Work required: Below is a set of entries. Reproduce exactly the lines from the one containing "Give me a plain-text" through the end, both included.

Entries supplied:
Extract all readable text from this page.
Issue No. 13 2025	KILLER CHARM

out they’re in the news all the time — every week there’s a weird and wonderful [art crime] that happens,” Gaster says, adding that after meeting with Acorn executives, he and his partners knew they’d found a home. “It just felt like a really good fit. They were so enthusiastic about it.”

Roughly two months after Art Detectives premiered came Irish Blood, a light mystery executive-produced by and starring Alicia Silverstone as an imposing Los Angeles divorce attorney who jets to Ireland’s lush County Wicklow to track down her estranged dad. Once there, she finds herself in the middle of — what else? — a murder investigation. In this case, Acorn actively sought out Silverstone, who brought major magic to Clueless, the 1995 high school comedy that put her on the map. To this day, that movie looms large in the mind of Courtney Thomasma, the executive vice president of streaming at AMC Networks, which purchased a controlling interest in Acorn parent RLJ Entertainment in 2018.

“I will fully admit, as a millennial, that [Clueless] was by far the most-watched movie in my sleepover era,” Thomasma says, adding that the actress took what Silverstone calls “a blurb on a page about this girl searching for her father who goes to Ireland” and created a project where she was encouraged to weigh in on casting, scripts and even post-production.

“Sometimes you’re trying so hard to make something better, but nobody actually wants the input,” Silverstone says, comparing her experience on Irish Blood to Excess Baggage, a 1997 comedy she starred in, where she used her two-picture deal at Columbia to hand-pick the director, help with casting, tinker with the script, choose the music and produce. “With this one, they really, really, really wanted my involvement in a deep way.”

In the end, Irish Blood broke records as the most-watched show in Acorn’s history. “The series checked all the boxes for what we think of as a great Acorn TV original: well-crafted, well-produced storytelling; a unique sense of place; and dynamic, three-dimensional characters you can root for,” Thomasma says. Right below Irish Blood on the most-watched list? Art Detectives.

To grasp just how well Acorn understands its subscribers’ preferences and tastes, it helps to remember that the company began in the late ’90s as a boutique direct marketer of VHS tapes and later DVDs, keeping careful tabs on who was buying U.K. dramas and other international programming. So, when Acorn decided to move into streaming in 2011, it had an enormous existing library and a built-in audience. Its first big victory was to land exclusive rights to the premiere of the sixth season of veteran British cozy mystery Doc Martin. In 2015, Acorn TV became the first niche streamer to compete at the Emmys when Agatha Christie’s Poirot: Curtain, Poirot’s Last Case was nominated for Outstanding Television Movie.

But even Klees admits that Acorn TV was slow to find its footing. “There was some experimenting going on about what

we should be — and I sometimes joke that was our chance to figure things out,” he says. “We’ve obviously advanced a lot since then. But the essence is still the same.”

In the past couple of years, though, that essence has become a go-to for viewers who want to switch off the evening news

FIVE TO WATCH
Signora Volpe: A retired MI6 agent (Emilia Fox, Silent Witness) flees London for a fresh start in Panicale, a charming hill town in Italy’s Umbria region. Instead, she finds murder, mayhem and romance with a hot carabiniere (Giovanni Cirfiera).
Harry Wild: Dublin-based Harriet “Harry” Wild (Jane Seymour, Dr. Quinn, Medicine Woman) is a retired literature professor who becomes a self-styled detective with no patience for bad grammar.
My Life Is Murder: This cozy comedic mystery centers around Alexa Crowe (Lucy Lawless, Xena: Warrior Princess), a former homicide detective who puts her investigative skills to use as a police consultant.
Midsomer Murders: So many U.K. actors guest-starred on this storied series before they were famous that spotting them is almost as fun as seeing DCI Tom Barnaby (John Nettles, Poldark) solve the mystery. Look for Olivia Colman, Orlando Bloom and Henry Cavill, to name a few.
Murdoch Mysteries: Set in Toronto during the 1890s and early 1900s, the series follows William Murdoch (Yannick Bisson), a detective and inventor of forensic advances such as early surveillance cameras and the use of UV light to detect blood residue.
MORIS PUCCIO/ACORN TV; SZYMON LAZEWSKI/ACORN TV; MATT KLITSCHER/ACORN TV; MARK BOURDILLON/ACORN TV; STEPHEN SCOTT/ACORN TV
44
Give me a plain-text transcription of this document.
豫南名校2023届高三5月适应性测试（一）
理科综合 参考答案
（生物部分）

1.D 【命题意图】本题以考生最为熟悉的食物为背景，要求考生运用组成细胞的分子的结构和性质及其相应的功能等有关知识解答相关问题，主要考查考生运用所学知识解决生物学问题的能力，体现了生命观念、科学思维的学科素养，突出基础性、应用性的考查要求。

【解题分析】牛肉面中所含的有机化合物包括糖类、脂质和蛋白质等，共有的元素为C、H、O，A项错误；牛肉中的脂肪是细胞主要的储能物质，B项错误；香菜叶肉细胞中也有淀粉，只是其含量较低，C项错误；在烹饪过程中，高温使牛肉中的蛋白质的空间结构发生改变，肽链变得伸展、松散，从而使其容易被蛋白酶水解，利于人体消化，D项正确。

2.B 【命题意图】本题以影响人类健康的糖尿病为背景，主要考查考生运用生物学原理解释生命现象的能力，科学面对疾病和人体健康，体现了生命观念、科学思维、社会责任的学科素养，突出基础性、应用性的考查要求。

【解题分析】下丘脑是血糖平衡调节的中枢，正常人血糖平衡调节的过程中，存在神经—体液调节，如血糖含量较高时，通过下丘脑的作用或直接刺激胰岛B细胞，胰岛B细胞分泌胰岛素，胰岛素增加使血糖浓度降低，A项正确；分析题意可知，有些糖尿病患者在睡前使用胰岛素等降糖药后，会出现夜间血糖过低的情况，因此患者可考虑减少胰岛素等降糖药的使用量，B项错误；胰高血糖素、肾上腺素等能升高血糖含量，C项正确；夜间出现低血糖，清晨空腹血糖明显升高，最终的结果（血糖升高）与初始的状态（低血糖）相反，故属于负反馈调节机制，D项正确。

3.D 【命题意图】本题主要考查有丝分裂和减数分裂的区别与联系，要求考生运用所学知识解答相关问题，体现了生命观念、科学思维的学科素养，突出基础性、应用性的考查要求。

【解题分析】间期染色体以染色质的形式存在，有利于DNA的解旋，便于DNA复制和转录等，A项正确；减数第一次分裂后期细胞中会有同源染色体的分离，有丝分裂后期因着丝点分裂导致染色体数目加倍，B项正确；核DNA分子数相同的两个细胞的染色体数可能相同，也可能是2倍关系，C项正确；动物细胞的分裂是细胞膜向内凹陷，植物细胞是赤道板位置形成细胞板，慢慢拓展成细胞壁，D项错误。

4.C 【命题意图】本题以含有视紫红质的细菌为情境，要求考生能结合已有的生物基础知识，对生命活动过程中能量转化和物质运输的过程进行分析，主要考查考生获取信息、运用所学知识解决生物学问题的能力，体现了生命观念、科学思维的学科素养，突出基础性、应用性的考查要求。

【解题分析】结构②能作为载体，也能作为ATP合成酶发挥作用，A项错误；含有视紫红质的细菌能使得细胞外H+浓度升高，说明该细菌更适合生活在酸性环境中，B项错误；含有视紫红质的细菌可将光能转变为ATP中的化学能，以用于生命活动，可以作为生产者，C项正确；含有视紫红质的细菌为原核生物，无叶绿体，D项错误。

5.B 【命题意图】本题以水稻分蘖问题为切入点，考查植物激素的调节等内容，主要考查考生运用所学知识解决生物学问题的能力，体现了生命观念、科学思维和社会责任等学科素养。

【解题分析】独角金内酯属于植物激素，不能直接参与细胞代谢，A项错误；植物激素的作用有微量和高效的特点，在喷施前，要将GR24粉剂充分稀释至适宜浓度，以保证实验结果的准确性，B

Written response:
Give me a plain-text transcription of this document.
豫南名校2023届高三5月适应性测试（一）
理科综合 参考答案
（生物部分）

1.D 【命题意图】本题以考生最为熟悉的食物为背景，要求考生运用组成细胞的分子的结构和性质及其相应的功能等有关知识解答相关问题，主要考查考生运用所学知识解决生物学问题的能力，体现了生命观念、科学思维的学科素养，突出基础性、应用性的考查要求。

【解题分析】牛肉面中所含的有机化合物包括糖类、脂质和蛋白质等，共有的元素为C、H、O，A项错误；牛肉中的脂肪是细胞主要的储能物质，B项错误；香菜叶肉细胞中也有淀粉，只是其含量较低，C项错误；在烹饪过程中，高温使牛肉中的蛋白质的空间结构发生改变，肽链变得伸展、松散，从而使其容易被蛋白酶水解，利于人体消化，D项正确。

2.B 【命题意图】本题以影响人类健康的糖尿病为背景，主要考查考生运用生物学原理解释生命现象的能力，科学面对疾病和人体健康，体现了生命观念、科学思维、社会责任的学科素养，突出基础性、应用性的考查要求。

【解题分析】下丘脑是血糖平衡调节的中枢，正常人血糖平衡调节的过程中，存在神经—体液调节，如血糖含量较高时，通过下丘脑的作用或直接刺激胰岛B细胞，胰岛B细胞分泌胰岛素，胰岛素增加使血糖浓度降低，A项正确；分析题意可知，有些糖尿病患者在睡前使用胰岛素等降糖药后，会出现夜间血糖过低的情况，因此患者可考虑减少胰岛素等降糖药的使用量，B项错误；胰高血糖素、肾上腺素等能升高血糖含量，C项正确；夜间出现低血糖，清晨空腹血糖明显升高，最终的结果（血糖升高）与初始的状态（低血糖）相反，故属于负反馈调节机制，D项正确。

3.D 【命题意图】本题主要考查有丝分裂和减数分裂的区别与联系，要求考生运用所学知识解答相关问题，体现了生命观念、科学思维的学科素养，突出基础性、应用性的考查要求。

【解题分析】间期染色体以染色质的形式存在，有利于DNA的解旋，便于DNA复制和转录等，A项正确；减数第一次分裂后期细胞中会有同源染色体的分离，有丝分裂后期因着丝点分裂导致染色体数目加倍，B项正确；核DNA分子数相同的两个细胞的染色体数可能相同，也可能是2倍关系，C项正确；动物细胞的分裂是细胞膜向内凹陷，植物细胞是赤道板位置形成细胞板，慢慢拓展成细胞壁，D项错误。

4.C 【命题意图】本题以含有视紫红质的细菌为情境，要求考生能结合已有的生物基础知识，对生命活动过程中能量转化和物质运输的过程进行分析，主要考查考生获取信息、运用所学知识解决生物学问题的能力，体现了生命观念、科学思维的学科素养，突出基础性、应用性的考查要求。

【解题分析】结构②能作为载体，也能作为ATP合成酶发挥作用，A项错误；含有视紫红质的细菌能使得细胞外H+浓度升高，说明该细菌更适合生活在酸性环境中，B项错误；含有视紫红质的细菌可将光能转变为ATP中的化学能，以用于生命活动，可以作为生产者，C项正确；含有视紫红质的细菌为原核生物，无叶绿体，D项错误。

5.B 【命题意图】本题以水稻分蘖问题为切入点，考查植物激素的调节等内容，主要考查考生运用所学知识解决生物学问题的能力，体现了生命观念、科学思维和社会责任等学科素养。

【解题分析】独角金内酯属于植物激素，不能直接参与细胞代谢，A项错误；植物激素的作用有微量和高效的特点，在喷施前，要将GR24粉剂充分稀释至适宜浓度，以保证实验结果的准确性，B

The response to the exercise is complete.